To do ::
Output the entries verbatim, including every line.

__________________________________________________

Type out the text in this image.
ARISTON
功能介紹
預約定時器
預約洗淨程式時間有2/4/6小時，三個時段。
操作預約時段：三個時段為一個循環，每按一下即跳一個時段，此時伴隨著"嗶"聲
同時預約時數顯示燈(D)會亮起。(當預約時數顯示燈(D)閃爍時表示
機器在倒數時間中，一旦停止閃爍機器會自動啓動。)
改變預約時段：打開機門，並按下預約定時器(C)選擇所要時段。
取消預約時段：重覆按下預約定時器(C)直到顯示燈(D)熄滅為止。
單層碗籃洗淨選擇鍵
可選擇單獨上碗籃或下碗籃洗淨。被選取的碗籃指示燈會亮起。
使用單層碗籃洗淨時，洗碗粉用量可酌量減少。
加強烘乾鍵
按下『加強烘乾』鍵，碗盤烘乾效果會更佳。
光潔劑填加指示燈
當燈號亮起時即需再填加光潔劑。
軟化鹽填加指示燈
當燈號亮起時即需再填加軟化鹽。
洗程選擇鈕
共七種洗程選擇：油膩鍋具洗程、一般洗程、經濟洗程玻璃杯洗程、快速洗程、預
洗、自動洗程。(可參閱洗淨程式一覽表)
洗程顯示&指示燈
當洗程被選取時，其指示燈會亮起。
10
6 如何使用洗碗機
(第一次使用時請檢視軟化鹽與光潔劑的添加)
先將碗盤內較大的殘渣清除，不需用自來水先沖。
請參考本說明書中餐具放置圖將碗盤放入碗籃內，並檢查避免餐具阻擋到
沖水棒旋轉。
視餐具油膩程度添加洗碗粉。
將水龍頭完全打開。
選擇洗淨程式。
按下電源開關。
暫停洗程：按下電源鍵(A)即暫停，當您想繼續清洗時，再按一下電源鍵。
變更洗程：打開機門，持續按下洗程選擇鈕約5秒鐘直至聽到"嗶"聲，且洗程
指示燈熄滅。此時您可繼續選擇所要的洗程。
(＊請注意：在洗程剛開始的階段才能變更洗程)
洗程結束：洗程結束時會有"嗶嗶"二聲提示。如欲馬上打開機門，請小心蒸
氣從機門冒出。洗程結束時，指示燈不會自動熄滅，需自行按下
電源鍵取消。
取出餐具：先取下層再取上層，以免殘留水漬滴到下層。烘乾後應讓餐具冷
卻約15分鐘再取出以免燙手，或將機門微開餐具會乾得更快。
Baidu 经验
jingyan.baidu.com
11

__________________________________________________

Expected output ::
Type out the text in this image.
ARISTON
功能介紹
預約定時器
預約洗淨程式時間有2/4/6小時，三個時段。
操作預約時段：三個時段為一個循環，每按一下即跳一個時段，此時伴隨著"嗶"聲
同時預約時數顯示燈(D)會亮起。(當預約時數顯示燈(D)閃爍時表示
機器在倒數時間中，一旦停止閃爍機器會自動啓動。)
改變預約時段：打開機門，並按下預約定時器(C)選擇所要時段。
取消預約時段：重覆按下預約定時器(C)直到顯示燈(D)熄滅為止。
單層碗籃洗淨選擇鍵
可選擇單獨上碗籃或下碗籃洗淨。被選取的碗籃指示燈會亮起。
使用單層碗籃洗淨時，洗碗粉用量可酌量減少。
加強烘乾鍵
按下『加強烘乾』鍵，碗盤烘乾效果會更佳。
光潔劑填加指示燈
當燈號亮起時即需再填加光潔劑。
軟化鹽填加指示燈
當燈號亮起時即需再填加軟化鹽。
洗程選擇鈕
共七種洗程選擇：油膩鍋具洗程、一般洗程、經濟洗程玻璃杯洗程、快速洗程、預
洗、自動洗程。(可參閱洗淨程式一覽表)
洗程顯示&指示燈
當洗程被選取時，其指示燈會亮起。
10
6 如何使用洗碗機
(第一次使用時請檢視軟化鹽與光潔劑的添加)
先將碗盤內較大的殘渣清除，不需用自來水先沖。
請參考本說明書中餐具放置圖將碗盤放入碗籃內，並檢查避免餐具阻擋到
沖水棒旋轉。
視餐具油膩程度添加洗碗粉。
將水龍頭完全打開。
選擇洗淨程式。
按下電源開關。
暫停洗程：按下電源鍵(A)即暫停，當您想繼續清洗時，再按一下電源鍵。
變更洗程：打開機門，持續按下洗程選擇鈕約5秒鐘直至聽到"嗶"聲，且洗程
指示燈熄滅。此時您可繼續選擇所要的洗程。
(＊請注意：在洗程剛開始的階段才能變更洗程)
洗程結束：洗程結束時會有"嗶嗶"二聲提示。如欲馬上打開機門，請小心蒸
氣從機門冒出。洗程結束時，指示燈不會自動熄滅，需自行按下
電源鍵取消。
取出餐具：先取下層再取上層，以免殘留水漬滴到下層。烘乾後應讓餐具冷
卻約15分鐘再取出以免燙手，或將機門微開餐具會乾得更快。
Baidu 经验
jingyan.baidu.com
11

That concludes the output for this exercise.